• REQUIRED TASK:
Output the entries verbatim, including every line.
[start]
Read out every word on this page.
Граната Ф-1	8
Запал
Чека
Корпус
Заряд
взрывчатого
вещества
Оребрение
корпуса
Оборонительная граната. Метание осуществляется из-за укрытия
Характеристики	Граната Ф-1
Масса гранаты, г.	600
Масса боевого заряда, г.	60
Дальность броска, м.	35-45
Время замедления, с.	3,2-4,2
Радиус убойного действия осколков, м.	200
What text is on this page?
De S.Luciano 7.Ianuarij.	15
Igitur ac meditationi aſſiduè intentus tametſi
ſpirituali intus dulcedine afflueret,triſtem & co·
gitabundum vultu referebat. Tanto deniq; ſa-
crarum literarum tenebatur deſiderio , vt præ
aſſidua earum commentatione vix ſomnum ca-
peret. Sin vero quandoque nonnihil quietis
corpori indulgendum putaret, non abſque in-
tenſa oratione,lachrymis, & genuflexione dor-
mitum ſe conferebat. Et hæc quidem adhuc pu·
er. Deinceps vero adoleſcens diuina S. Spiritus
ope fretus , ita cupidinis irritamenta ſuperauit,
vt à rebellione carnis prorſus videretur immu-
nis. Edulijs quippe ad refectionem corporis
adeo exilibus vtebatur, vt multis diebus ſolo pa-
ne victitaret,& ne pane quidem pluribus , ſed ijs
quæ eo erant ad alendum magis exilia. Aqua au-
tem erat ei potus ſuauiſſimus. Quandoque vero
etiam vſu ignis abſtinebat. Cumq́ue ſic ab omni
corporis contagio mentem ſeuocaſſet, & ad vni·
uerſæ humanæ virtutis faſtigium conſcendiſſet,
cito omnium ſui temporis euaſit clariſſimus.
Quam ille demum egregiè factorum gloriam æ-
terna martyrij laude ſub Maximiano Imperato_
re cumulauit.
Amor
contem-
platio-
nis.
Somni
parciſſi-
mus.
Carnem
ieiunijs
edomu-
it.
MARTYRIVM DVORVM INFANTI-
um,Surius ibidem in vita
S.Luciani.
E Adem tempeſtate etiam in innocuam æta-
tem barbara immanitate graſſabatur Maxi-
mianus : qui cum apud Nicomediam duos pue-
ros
[end]
• REPLY:
Read out every word on this page.
Граната Ф-1	8
Запал
Чека
Корпус
Заряд
взрывчатого
вещества
Оребрение
корпуса
Оборонительная граната. Метание осуществляется из-за укрытия
Характеристики	Граната Ф-1
Масса гранаты, г.	600
Масса боевого заряда, г.	60
Дальность броска, м.	35-45
Время замедления, с.	3,2-4,2
Радиус убойного действия осколков, м.	200
What text is on this page?
De S.Luciano 7.Ianuarij.	15
Igitur ac meditationi aſſiduè intentus tametſi
ſpirituali intus dulcedine afflueret,triſtem & co·
gitabundum vultu referebat. Tanto deniq; ſa-
crarum literarum tenebatur deſiderio , vt præ
aſſidua earum commentatione vix ſomnum ca-
peret. Sin vero quandoque nonnihil quietis
corpori indulgendum putaret, non abſque in-
tenſa oratione,lachrymis, & genuflexione dor-
mitum ſe conferebat. Et hæc quidem adhuc pu·
er. Deinceps vero adoleſcens diuina S. Spiritus
ope fretus , ita cupidinis irritamenta ſuperauit,
vt à rebellione carnis prorſus videretur immu-
nis. Edulijs quippe ad refectionem corporis
adeo exilibus vtebatur, vt multis diebus ſolo pa-
ne victitaret,& ne pane quidem pluribus , ſed ijs
quæ eo erant ad alendum magis exilia. Aqua au-
tem erat ei potus ſuauiſſimus. Quandoque vero
etiam vſu ignis abſtinebat. Cumq́ue ſic ab omni
corporis contagio mentem ſeuocaſſet, & ad vni·
uerſæ humanæ virtutis faſtigium conſcendiſſet,
cito omnium ſui temporis euaſit clariſſimus.
Quam ille demum egregiè factorum gloriam æ-
terna martyrij laude ſub Maximiano Imperato_
re cumulauit.
Amor
contem-
platio-
nis.
Somni
parciſſi-
mus.
Carnem
ieiunijs
edomu-
it.
MARTYRIVM DVORVM INFANTI-
um,Surius ibidem in vita
S.Luciani.
E Adem tempeſtate etiam in innocuam æta-
tem barbara immanitate graſſabatur Maxi-
mianus : qui cum apud Nicomediam duos pue-
ros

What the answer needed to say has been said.